PROBLEM
Copy the material that follows word for word and omit its pictures.

MATERIALS PROVIDED
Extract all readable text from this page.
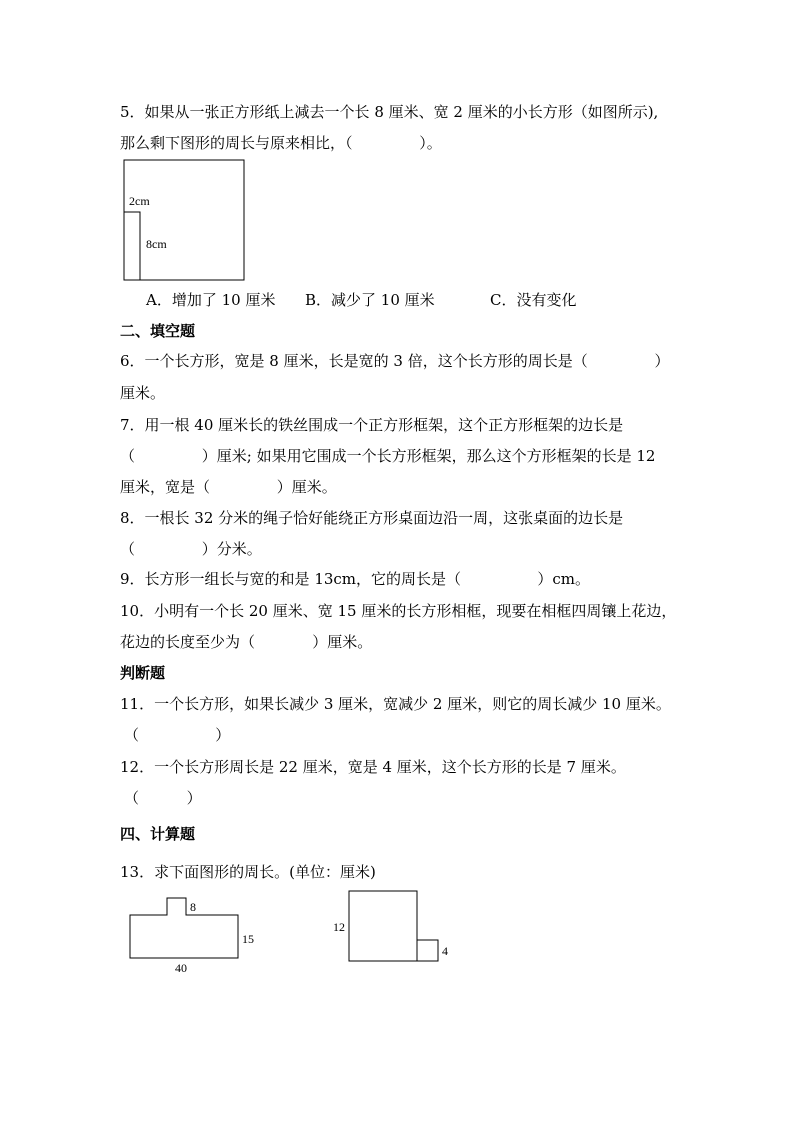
5．如果从一张正方形纸上减去一个长 8 厘米、宽 2 厘米的小长方形（如图所示),
那么剩下图形的周长与原来相比，（              ）。
2cm
8cm
8
15
40
12
4
A．增加了 10 厘米 B．减少了 10 厘米	C．没有变化
二、填空题
6．一个长方形，宽是 8 厘米，长是宽的 3 倍，这个长方形的周长是（              ）
厘米。
7．用一根 40 厘米长的铁丝围成一个正方形框架，这个正方形框架的边长是
（              ）厘米; 如果用它围成一个长方形框架，那么这个方形框架的长是 12
厘米，宽是（              ）厘米。
8．一根长 32 分米的绳子恰好能绕正方形桌面边沿一周，这张桌面的边长是
（              ）分米。
9．长方形一组长与宽的和是 13cm，它的周长是（                ）cm。
10．小明有一个长 20 厘米、宽 15 厘米的长方形相框，现要在相框四周镶上花边，
花边的长度至少为（            ）厘米。
判断题
11．一个长方形，如果长减少 3 厘米，宽减少 2 厘米，则它的周长减少 10 厘米。
（                ）
12．一个长方形周长是 22 厘米，宽是 4 厘米，这个长方形的长是 7 厘米。
（          ）
四、计算题
13．求下面图形的周长。(单位：厘米)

REPLY TO THE EXERCISE
Extract all readable text from this page.
5．如果从一张正方形纸上减去一个长 8 厘米、宽 2 厘米的小长方形（如图所示),
那么剩下图形的周长与原来相比，（              ）。
2cm
8cm
8
15
40
12
4
A．增加了 10 厘米 B．减少了 10 厘米	C．没有变化
二、填空题
6．一个长方形，宽是 8 厘米，长是宽的 3 倍，这个长方形的周长是（              ）
厘米。
7．用一根 40 厘米长的铁丝围成一个正方形框架，这个正方形框架的边长是
（              ）厘米; 如果用它围成一个长方形框架，那么这个方形框架的长是 12
厘米，宽是（              ）厘米。
8．一根长 32 分米的绳子恰好能绕正方形桌面边沿一周，这张桌面的边长是
（              ）分米。
9．长方形一组长与宽的和是 13cm，它的周长是（                ）cm。
10．小明有一个长 20 厘米、宽 15 厘米的长方形相框，现要在相框四周镶上花边，
花边的长度至少为（            ）厘米。
判断题
11．一个长方形，如果长减少 3 厘米，宽减少 2 厘米，则它的周长减少 10 厘米。
（                ）
12．一个长方形周长是 22 厘米，宽是 4 厘米，这个长方形的长是 7 厘米。
（          ）
四、计算题
13．求下面图形的周长。(单位：厘米)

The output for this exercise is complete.